PROMPT
Skip every image and restate the data word for word.

───── DATA ENTRIES

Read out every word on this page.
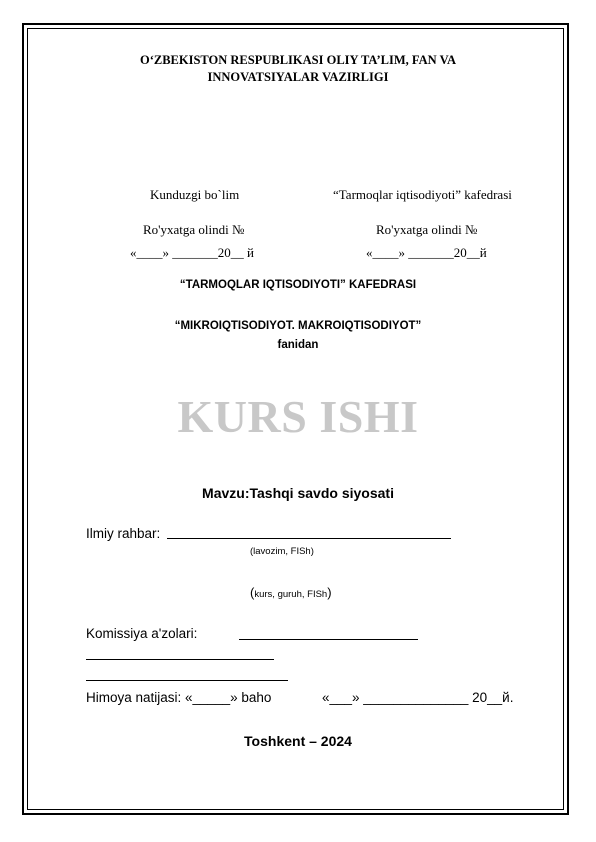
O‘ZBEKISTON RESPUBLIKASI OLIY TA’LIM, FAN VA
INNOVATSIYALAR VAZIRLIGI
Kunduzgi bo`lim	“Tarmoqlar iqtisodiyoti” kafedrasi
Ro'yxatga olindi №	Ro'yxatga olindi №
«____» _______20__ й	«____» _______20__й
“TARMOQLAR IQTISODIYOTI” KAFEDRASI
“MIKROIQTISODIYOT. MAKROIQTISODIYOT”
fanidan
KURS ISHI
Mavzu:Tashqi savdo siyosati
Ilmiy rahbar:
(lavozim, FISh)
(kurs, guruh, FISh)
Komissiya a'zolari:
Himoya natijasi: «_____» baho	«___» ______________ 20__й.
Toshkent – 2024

──────────

EXERCISE SOLUTION
Read out every word on this page.
O‘ZBEKISTON RESPUBLIKASI OLIY TA’LIM, FAN VA
INNOVATSIYALAR VAZIRLIGI
Kunduzgi bo`lim	“Tarmoqlar iqtisodiyoti” kafedrasi
Ro'yxatga olindi №	Ro'yxatga olindi №
«____» _______20__ й	«____» _______20__й
“TARMOQLAR IQTISODIYOTI” KAFEDRASI
“MIKROIQTISODIYOT. MAKROIQTISODIYOT”
fanidan
KURS ISHI
Mavzu:Tashqi savdo siyosati
Ilmiy rahbar:
(lavozim, FISh)
(kurs, guruh, FISh)
Komissiya a'zolari:
Himoya natijasi: «_____» baho	«___» ______________ 20__й.
Toshkent – 2024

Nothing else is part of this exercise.